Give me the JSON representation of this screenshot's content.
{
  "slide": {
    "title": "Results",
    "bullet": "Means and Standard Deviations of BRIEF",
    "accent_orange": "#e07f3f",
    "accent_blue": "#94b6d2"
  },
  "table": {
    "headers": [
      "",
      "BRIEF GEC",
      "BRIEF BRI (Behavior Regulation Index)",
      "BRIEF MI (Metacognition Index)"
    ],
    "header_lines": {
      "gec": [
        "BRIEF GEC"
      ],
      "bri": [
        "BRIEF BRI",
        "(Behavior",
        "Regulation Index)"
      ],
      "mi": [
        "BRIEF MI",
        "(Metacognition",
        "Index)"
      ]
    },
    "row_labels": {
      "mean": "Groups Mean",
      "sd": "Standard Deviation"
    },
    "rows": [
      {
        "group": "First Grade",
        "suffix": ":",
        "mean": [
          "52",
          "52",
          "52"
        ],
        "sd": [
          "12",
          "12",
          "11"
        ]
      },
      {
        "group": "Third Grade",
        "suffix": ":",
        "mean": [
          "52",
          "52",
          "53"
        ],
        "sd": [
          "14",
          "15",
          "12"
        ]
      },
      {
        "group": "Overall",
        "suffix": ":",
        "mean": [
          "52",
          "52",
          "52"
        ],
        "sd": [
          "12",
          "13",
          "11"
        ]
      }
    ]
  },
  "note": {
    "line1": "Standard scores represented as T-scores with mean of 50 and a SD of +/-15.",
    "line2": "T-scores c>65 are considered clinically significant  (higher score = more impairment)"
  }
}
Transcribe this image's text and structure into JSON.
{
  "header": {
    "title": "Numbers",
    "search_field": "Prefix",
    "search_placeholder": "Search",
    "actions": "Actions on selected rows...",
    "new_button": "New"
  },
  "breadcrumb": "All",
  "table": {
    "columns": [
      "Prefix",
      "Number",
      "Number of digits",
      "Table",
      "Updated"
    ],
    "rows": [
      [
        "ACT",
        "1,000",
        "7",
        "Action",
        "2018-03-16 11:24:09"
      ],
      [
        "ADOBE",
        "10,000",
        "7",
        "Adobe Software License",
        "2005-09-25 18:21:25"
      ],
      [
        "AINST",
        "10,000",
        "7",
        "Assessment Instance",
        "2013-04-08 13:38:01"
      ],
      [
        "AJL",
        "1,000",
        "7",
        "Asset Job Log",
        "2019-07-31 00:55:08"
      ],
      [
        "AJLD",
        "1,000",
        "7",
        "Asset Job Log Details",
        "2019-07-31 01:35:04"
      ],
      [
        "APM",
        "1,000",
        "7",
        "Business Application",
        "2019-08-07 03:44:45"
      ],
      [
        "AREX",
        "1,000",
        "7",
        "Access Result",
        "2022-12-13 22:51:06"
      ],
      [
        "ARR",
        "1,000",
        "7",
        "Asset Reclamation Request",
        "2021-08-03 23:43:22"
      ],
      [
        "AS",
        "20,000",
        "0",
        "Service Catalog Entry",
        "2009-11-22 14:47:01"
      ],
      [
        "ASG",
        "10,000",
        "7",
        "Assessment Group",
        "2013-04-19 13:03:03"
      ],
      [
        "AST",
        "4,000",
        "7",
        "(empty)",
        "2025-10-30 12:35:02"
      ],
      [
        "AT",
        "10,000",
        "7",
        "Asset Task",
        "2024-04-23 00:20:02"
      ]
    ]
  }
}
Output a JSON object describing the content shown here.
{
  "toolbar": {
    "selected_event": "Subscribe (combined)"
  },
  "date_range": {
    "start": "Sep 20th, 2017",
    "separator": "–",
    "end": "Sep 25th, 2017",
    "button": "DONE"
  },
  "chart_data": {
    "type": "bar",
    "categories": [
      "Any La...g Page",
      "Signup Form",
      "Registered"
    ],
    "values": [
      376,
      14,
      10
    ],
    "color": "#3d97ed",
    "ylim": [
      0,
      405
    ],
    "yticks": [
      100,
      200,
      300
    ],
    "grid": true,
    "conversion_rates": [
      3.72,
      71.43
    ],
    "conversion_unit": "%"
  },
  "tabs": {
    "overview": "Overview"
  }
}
________________
» **Exercise instructions**:
Reproduce all of the records exactly.

» **Solution below**:
Give me the JSON representation of this screenshot's content.
{
  "slide": {
    "title": "Results",
    "bullet": "Means and Standard Deviations of BRIEF",
    "accent_orange": "#e07f3f",
    "accent_blue": "#94b6d2"
  },
  "table": {
    "headers": [
      "",
      "BRIEF GEC",
      "BRIEF BRI (Behavior Regulation Index)",
      "BRIEF MI (Metacognition Index)"
    ],
    "header_lines": {
      "gec": [
        "BRIEF GEC"
      ],
      "bri": [
        "BRIEF BRI",
        "(Behavior",
        "Regulation Index)"
      ],
      "mi": [
        "BRIEF MI",
        "(Metacognition",
        "Index)"
      ]
    },
    "row_labels": {
      "mean": "Groups Mean",
      "sd": "Standard Deviation"
    },
    "rows": [
      {
        "group": "First Grade",
        "suffix": ":",
        "mean": [
          "52",
          "52",
          "52"
        ],
        "sd": [
          "12",
          "12",
          "11"
        ]
      },
      {
        "group": "Third Grade",
        "suffix": ":",
        "mean": [
          "52",
          "52",
          "53"
        ],
        "sd": [
          "14",
          "15",
          "12"
        ]
      },
      {
        "group": "Overall",
        "suffix": ":",
        "mean": [
          "52",
          "52",
          "52"
        ],
        "sd": [
          "12",
          "13",
          "11"
        ]
      }
    ]
  },
  "note": {
    "line1": "Standard scores represented as T-scores with mean of 50 and a SD of +/-15.",
    "line2": "T-scores c>65 are considered clinically significant  (higher score = more impairment)"
  }
}
Transcribe this image's text and structure into JSON.
{
  "header": {
    "title": "Numbers",
    "search_field": "Prefix",
    "search_placeholder": "Search",
    "actions": "Actions on selected rows...",
    "new_button": "New"
  },
  "breadcrumb": "All",
  "table": {
    "columns": [
      "Prefix",
      "Number",
      "Number of digits",
      "Table",
      "Updated"
    ],
    "rows": [
      [
        "ACT",
        "1,000",
        "7",
        "Action",
        "2018-03-16 11:24:09"
      ],
      [
        "ADOBE",
        "10,000",
        "7",
        "Adobe Software License",
        "2005-09-25 18:21:25"
      ],
      [
        "AINST",
        "10,000",
        "7",
        "Assessment Instance",
        "2013-04-08 13:38:01"
      ],
      [
        "AJL",
        "1,000",
        "7",
        "Asset Job Log",
        "2019-07-31 00:55:08"
      ],
      [
        "AJLD",
        "1,000",
        "7",
        "Asset Job Log Details",
        "2019-07-31 01:35:04"
      ],
      [
        "APM",
        "1,000",
        "7",
        "Business Application",
        "2019-08-07 03:44:45"
      ],
      [
        "AREX",
        "1,000",
        "7",
        "Access Result",
        "2022-12-13 22:51:06"
      ],
      [
        "ARR",
        "1,000",
        "7",
        "Asset Reclamation Request",
        "2021-08-03 23:43:22"
      ],
      [
        "AS",
        "20,000",
        "0",
        "Service Catalog Entry",
        "2009-11-22 14:47:01"
      ],
      [
        "ASG",
        "10,000",
        "7",
        "Assessment Group",
        "2013-04-19 13:03:03"
      ],
      [
        "AST",
        "4,000",
        "7",
        "(empty)",
        "2025-10-30 12:35:02"
      ],
      [
        "AT",
        "10,000",
        "7",
        "Asset Task",
        "2024-04-23 00:20:02"
      ]
    ]
  }
}
Output a JSON object describing the content shown here.
{
  "toolbar": {
    "selected_event": "Subscribe (combined)"
  },
  "date_range": {
    "start": "Sep 20th, 2017",
    "separator": "–",
    "end": "Sep 25th, 2017",
    "button": "DONE"
  },
  "chart_data": {
    "type": "bar",
    "categories": [
      "Any La...g Page",
      "Signup Form",
      "Registered"
    ],
    "values": [
      376,
      14,
      10
    ],
    "color": "#3d97ed",
    "ylim": [
      0,
      405
    ],
    "yticks": [
      100,
      200,
      300
    ],
    "grid": true,
    "conversion_rates": [
      3.72,
      71.43
    ],
    "conversion_unit": "%"
  },
  "tabs": {
    "overview": "Overview"
  }
}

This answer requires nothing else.